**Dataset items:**
++++++++++++++++++++
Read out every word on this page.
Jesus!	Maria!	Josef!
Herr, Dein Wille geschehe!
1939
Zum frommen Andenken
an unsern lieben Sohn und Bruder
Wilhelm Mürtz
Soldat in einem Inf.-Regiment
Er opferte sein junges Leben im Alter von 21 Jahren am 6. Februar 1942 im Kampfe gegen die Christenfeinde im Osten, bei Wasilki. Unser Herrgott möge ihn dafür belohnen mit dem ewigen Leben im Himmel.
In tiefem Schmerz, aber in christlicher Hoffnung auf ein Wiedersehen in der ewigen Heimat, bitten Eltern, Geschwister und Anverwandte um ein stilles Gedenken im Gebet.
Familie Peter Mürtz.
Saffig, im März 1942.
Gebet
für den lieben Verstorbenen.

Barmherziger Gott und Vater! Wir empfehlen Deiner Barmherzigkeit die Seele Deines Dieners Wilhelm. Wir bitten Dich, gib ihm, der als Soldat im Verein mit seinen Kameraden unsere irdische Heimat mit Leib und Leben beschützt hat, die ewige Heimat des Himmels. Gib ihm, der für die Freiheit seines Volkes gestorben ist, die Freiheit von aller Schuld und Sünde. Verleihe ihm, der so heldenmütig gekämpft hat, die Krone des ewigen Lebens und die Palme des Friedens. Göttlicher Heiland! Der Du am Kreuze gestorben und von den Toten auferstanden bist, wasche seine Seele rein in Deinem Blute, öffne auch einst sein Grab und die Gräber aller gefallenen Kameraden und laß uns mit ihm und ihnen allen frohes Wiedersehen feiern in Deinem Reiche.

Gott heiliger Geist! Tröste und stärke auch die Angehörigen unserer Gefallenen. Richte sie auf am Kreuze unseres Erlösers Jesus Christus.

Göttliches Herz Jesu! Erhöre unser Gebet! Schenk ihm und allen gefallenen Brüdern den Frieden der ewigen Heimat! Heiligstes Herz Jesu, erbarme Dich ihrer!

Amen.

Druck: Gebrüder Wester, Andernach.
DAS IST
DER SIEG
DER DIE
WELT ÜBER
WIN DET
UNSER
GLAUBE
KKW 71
++++++++++++++++++++
**STATED TASK:** Transcribe all of the lines in the records precisely.

**RESULT OF THE TASK:**
Read out every word on this page.
Jesus!	Maria!	Josef!
Herr, Dein Wille geschehe!
1939
Zum frommen Andenken
an unsern lieben Sohn und Bruder
Wilhelm Mürtz
Soldat in einem Inf.-Regiment
Er opferte sein junges Leben im Alter von 21 Jahren am 6. Februar 1942 im Kampfe gegen die Christenfeinde im Osten, bei Wasilki. Unser Herrgott möge ihn dafür belohnen mit dem ewigen Leben im Himmel.
In tiefem Schmerz, aber in christlicher Hoffnung auf ein Wiedersehen in der ewigen Heimat, bitten Eltern, Geschwister und Anverwandte um ein stilles Gedenken im Gebet.
Familie Peter Mürtz.
Saffig, im März 1942.
Gebet
für den lieben Verstorbenen.

Barmherziger Gott und Vater! Wir empfehlen Deiner Barmherzigkeit die Seele Deines Dieners Wilhelm. Wir bitten Dich, gib ihm, der als Soldat im Verein mit seinen Kameraden unsere irdische Heimat mit Leib und Leben beschützt hat, die ewige Heimat des Himmels. Gib ihm, der für die Freiheit seines Volkes gestorben ist, die Freiheit von aller Schuld und Sünde. Verleihe ihm, der so heldenmütig gekämpft hat, die Krone des ewigen Lebens und die Palme des Friedens. Göttlicher Heiland! Der Du am Kreuze gestorben und von den Toten auferstanden bist, wasche seine Seele rein in Deinem Blute, öffne auch einst sein Grab und die Gräber aller gefallenen Kameraden und laß uns mit ihm und ihnen allen frohes Wiedersehen feiern in Deinem Reiche.

Gott heiliger Geist! Tröste und stärke auch die Angehörigen unserer Gefallenen. Richte sie auf am Kreuze unseres Erlösers Jesus Christus.

Göttliches Herz Jesu! Erhöre unser Gebet! Schenk ihm und allen gefallenen Brüdern den Frieden der ewigen Heimat! Heiligstes Herz Jesu, erbarme Dich ihrer!

Amen.

Druck: Gebrüder Wester, Andernach.
DAS IST
DER SIEG
DER DIE
WELT ÜBER
WIN DET
UNSER
GLAUBE
KKW 71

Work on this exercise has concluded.